§ TASK OBJECTIVE
Transcribe all records exactly.

§ DATASET EXCERPTS
┄┄┄┄┄┄┄┄┄┄

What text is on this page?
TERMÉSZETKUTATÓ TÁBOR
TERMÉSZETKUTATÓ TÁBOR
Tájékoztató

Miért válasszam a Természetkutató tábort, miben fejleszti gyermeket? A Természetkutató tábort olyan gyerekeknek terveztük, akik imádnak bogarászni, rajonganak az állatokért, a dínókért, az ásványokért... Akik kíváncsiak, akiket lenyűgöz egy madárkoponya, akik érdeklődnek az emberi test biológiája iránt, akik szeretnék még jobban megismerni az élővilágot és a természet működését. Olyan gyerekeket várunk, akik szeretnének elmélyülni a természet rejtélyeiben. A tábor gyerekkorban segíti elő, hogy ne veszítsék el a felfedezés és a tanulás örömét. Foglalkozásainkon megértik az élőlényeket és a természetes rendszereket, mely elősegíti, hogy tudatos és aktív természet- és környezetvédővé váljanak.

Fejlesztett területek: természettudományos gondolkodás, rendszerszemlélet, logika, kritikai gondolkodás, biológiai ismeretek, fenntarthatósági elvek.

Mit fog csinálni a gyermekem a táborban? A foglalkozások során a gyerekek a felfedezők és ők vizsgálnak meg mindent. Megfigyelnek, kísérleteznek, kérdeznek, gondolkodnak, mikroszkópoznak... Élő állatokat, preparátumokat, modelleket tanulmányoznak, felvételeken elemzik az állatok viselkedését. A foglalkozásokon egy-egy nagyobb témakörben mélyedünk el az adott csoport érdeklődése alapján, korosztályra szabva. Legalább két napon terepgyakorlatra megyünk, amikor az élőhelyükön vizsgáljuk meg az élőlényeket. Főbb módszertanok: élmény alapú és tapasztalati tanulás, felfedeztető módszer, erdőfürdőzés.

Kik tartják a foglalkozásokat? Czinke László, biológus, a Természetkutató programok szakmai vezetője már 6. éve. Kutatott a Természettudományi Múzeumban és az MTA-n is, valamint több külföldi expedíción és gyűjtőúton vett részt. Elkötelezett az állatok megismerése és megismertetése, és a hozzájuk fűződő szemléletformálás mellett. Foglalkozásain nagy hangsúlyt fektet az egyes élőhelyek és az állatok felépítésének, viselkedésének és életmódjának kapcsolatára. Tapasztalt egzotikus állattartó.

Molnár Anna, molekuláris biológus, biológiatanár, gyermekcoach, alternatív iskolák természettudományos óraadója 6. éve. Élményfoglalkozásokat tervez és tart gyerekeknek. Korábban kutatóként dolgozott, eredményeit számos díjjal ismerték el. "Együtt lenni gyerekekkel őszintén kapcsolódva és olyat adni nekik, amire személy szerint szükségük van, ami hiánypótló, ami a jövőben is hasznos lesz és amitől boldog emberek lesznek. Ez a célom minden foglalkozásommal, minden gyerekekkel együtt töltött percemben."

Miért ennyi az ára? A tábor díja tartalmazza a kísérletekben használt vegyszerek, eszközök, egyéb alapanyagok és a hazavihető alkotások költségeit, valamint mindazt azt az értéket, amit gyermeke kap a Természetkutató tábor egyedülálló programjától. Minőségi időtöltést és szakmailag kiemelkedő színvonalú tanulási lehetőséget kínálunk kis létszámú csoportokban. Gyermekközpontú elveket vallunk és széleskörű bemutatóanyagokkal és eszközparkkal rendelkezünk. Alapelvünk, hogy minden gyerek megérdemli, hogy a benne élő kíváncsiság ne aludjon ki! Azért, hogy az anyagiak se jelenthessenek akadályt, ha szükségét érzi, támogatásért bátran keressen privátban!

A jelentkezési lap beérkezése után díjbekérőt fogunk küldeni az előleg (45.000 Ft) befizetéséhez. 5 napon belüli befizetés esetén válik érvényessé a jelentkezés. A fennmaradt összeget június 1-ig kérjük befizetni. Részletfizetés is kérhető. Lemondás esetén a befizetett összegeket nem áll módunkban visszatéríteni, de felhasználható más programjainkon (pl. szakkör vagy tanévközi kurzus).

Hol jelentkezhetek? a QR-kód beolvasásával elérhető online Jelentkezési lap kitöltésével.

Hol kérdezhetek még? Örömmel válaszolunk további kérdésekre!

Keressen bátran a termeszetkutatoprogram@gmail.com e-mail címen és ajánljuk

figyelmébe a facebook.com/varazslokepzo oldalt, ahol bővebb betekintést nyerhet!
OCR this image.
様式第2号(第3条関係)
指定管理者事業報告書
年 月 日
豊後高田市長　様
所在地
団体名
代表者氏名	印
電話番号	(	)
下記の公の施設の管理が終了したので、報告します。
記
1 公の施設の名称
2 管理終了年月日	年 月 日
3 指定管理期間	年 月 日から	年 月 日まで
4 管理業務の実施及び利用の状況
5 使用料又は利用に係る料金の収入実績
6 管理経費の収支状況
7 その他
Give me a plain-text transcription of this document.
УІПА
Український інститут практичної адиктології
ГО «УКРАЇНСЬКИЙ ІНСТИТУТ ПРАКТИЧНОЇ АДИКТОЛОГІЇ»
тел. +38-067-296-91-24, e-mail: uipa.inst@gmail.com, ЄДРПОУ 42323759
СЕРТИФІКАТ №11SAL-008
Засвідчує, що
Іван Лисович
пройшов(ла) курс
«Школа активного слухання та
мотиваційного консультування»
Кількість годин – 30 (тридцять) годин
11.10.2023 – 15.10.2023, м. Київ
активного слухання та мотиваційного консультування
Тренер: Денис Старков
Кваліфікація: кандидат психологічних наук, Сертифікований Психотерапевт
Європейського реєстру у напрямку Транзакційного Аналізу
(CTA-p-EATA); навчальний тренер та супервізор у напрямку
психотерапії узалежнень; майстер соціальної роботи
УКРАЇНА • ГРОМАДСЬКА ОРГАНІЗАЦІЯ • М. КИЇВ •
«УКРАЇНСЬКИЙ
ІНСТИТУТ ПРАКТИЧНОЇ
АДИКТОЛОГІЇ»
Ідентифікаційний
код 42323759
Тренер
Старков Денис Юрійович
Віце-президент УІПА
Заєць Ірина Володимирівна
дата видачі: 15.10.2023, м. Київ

┄┄┄┄┄┄┄┄┄┄

§ ANSWER BELOW
What text is on this page?
TERMÉSZETKUTATÓ TÁBOR
TERMÉSZETKUTATÓ TÁBOR
Tájékoztató

Miért válasszam a Természetkutató tábort, miben fejleszti gyermeket? A Természetkutató tábort olyan gyerekeknek terveztük, akik imádnak bogarászni, rajonganak az állatokért, a dínókért, az ásványokért... Akik kíváncsiak, akiket lenyűgöz egy madárkoponya, akik érdeklődnek az emberi test biológiája iránt, akik szeretnék még jobban megismerni az élővilágot és a természet működését. Olyan gyerekeket várunk, akik szeretnének elmélyülni a természet rejtélyeiben. A tábor gyerekkorban segíti elő, hogy ne veszítsék el a felfedezés és a tanulás örömét. Foglalkozásainkon megértik az élőlényeket és a természetes rendszereket, mely elősegíti, hogy tudatos és aktív természet- és környezetvédővé váljanak.

Fejlesztett területek: természettudományos gondolkodás, rendszerszemlélet, logika, kritikai gondolkodás, biológiai ismeretek, fenntarthatósági elvek.

Mit fog csinálni a gyermekem a táborban? A foglalkozások során a gyerekek a felfedezők és ők vizsgálnak meg mindent. Megfigyelnek, kísérleteznek, kérdeznek, gondolkodnak, mikroszkópoznak... Élő állatokat, preparátumokat, modelleket tanulmányoznak, felvételeken elemzik az állatok viselkedését. A foglalkozásokon egy-egy nagyobb témakörben mélyedünk el az adott csoport érdeklődése alapján, korosztályra szabva. Legalább két napon terepgyakorlatra megyünk, amikor az élőhelyükön vizsgáljuk meg az élőlényeket. Főbb módszertanok: élmény alapú és tapasztalati tanulás, felfedeztető módszer, erdőfürdőzés.

Kik tartják a foglalkozásokat? Czinke László, biológus, a Természetkutató programok szakmai vezetője már 6. éve. Kutatott a Természettudományi Múzeumban és az MTA-n is, valamint több külföldi expedíción és gyűjtőúton vett részt. Elkötelezett az állatok megismerése és megismertetése, és a hozzájuk fűződő szemléletformálás mellett. Foglalkozásain nagy hangsúlyt fektet az egyes élőhelyek és az állatok felépítésének, viselkedésének és életmódjának kapcsolatára. Tapasztalt egzotikus állattartó.

Molnár Anna, molekuláris biológus, biológiatanár, gyermekcoach, alternatív iskolák természettudományos óraadója 6. éve. Élményfoglalkozásokat tervez és tart gyerekeknek. Korábban kutatóként dolgozott, eredményeit számos díjjal ismerték el. "Együtt lenni gyerekekkel őszintén kapcsolódva és olyat adni nekik, amire személy szerint szükségük van, ami hiánypótló, ami a jövőben is hasznos lesz és amitől boldog emberek lesznek. Ez a célom minden foglalkozásommal, minden gyerekekkel együtt töltött percemben."

Miért ennyi az ára? A tábor díja tartalmazza a kísérletekben használt vegyszerek, eszközök, egyéb alapanyagok és a hazavihető alkotások költségeit, valamint mindazt azt az értéket, amit gyermeke kap a Természetkutató tábor egyedülálló programjától. Minőségi időtöltést és szakmailag kiemelkedő színvonalú tanulási lehetőséget kínálunk kis létszámú csoportokban. Gyermekközpontú elveket vallunk és széleskörű bemutatóanyagokkal és eszközparkkal rendelkezünk. Alapelvünk, hogy minden gyerek megérdemli, hogy a benne élő kíváncsiság ne aludjon ki! Azért, hogy az anyagiak se jelenthessenek akadályt, ha szükségét érzi, támogatásért bátran keressen privátban!

A jelentkezési lap beérkezése után díjbekérőt fogunk küldeni az előleg (45.000 Ft) befizetéséhez. 5 napon belüli befizetés esetén válik érvényessé a jelentkezés. A fennmaradt összeget június 1-ig kérjük befizetni. Részletfizetés is kérhető. Lemondás esetén a befizetett összegeket nem áll módunkban visszatéríteni, de felhasználható más programjainkon (pl. szakkör vagy tanévközi kurzus).

Hol jelentkezhetek? a QR-kód beolvasásával elérhető online Jelentkezési lap kitöltésével.

Hol kérdezhetek még? Örömmel válaszolunk további kérdésekre!

Keressen bátran a termeszetkutatoprogram@gmail.com e-mail címen és ajánljuk

figyelmébe a facebook.com/varazslokepzo oldalt, ahol bővebb betekintést nyerhet!
OCR this image.
様式第2号(第3条関係)
指定管理者事業報告書
年 月 日
豊後高田市長　様
所在地
団体名
代表者氏名	印
電話番号	(	)
下記の公の施設の管理が終了したので、報告します。
記
1 公の施設の名称
2 管理終了年月日	年 月 日
3 指定管理期間	年 月 日から	年 月 日まで
4 管理業務の実施及び利用の状況
5 使用料又は利用に係る料金の収入実績
6 管理経費の収支状況
7 その他
Give me a plain-text transcription of this document.
УІПА
Український інститут практичної адиктології
ГО «УКРАЇНСЬКИЙ ІНСТИТУТ ПРАКТИЧНОЇ АДИКТОЛОГІЇ»
тел. +38-067-296-91-24, e-mail: uipa.inst@gmail.com, ЄДРПОУ 42323759
СЕРТИФІКАТ №11SAL-008
Засвідчує, що
Іван Лисович
пройшов(ла) курс
«Школа активного слухання та
мотиваційного консультування»
Кількість годин – 30 (тридцять) годин
11.10.2023 – 15.10.2023, м. Київ
активного слухання та мотиваційного консультування
Тренер: Денис Старков
Кваліфікація: кандидат психологічних наук, Сертифікований Психотерапевт
Європейського реєстру у напрямку Транзакційного Аналізу
(CTA-p-EATA); навчальний тренер та супервізор у напрямку
психотерапії узалежнень; майстер соціальної роботи
УКРАЇНА • ГРОМАДСЬКА ОРГАНІЗАЦІЯ • М. КИЇВ •
«УКРАЇНСЬКИЙ
ІНСТИТУТ ПРАКТИЧНОЇ
АДИКТОЛОГІЇ»
Ідентифікаційний
код 42323759
Тренер
Старков Денис Юрійович
Віце-президент УІПА
Заєць Ірина Володимирівна
дата видачі: 15.10.2023, м. Київ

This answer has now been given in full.